● **Given problem**
Restate the full set of records exactly, word for word.

Dataset listings of figures:
-- -- --
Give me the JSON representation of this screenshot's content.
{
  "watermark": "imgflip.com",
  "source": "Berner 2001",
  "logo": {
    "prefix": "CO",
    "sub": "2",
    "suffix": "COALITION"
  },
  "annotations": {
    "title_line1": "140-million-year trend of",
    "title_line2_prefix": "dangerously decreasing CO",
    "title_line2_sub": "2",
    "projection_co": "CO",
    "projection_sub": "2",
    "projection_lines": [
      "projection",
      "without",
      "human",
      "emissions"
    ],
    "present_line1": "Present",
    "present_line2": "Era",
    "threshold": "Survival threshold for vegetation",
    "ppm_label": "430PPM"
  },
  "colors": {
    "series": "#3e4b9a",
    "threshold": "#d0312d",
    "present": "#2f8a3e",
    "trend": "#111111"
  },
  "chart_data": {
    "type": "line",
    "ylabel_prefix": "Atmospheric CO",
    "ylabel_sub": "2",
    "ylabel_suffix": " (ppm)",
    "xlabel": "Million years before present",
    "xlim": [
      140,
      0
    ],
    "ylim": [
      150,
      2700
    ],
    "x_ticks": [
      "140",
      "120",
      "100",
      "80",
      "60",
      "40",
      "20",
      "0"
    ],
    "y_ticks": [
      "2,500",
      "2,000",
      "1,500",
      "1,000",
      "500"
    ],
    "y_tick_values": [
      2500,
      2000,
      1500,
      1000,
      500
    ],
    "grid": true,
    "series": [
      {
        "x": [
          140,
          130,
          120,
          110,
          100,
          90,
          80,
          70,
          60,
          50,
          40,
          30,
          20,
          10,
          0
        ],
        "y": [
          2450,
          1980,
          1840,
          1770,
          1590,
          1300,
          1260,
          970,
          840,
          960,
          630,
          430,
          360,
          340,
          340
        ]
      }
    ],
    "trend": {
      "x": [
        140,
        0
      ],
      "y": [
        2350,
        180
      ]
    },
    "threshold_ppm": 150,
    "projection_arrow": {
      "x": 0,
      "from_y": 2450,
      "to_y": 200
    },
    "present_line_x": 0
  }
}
-- -- --
● **The result**
Give me the JSON representation of this screenshot's content.
{
  "watermark": "imgflip.com",
  "source": "Berner 2001",
  "logo": {
    "prefix": "CO",
    "sub": "2",
    "suffix": "COALITION"
  },
  "annotations": {
    "title_line1": "140-million-year trend of",
    "title_line2_prefix": "dangerously decreasing CO",
    "title_line2_sub": "2",
    "projection_co": "CO",
    "projection_sub": "2",
    "projection_lines": [
      "projection",
      "without",
      "human",
      "emissions"
    ],
    "present_line1": "Present",
    "present_line2": "Era",
    "threshold": "Survival threshold for vegetation",
    "ppm_label": "430PPM"
  },
  "colors": {
    "series": "#3e4b9a",
    "threshold": "#d0312d",
    "present": "#2f8a3e",
    "trend": "#111111"
  },
  "chart_data": {
    "type": "line",
    "ylabel_prefix": "Atmospheric CO",
    "ylabel_sub": "2",
    "ylabel_suffix": " (ppm)",
    "xlabel": "Million years before present",
    "xlim": [
      140,
      0
    ],
    "ylim": [
      150,
      2700
    ],
    "x_ticks": [
      "140",
      "120",
      "100",
      "80",
      "60",
      "40",
      "20",
      "0"
    ],
    "y_ticks": [
      "2,500",
      "2,000",
      "1,500",
      "1,000",
      "500"
    ],
    "y_tick_values": [
      2500,
      2000,
      1500,
      1000,
      500
    ],
    "grid": true,
    "series": [
      {
        "x": [
          140,
          130,
          120,
          110,
          100,
          90,
          80,
          70,
          60,
          50,
          40,
          30,
          20,
          10,
          0
        ],
        "y": [
          2450,
          1980,
          1840,
          1770,
          1590,
          1300,
          1260,
          970,
          840,
          960,
          630,
          430,
          360,
          340,
          340
        ]
      }
    ],
    "trend": {
      "x": [
        140,
        0
      ],
      "y": [
        2350,
        180
      ]
    },
    "threshold_ppm": 150,
    "projection_arrow": {
      "x": 0,
      "from_y": 2450,
      "to_y": 200
    },
    "present_line_x": 0
  }
}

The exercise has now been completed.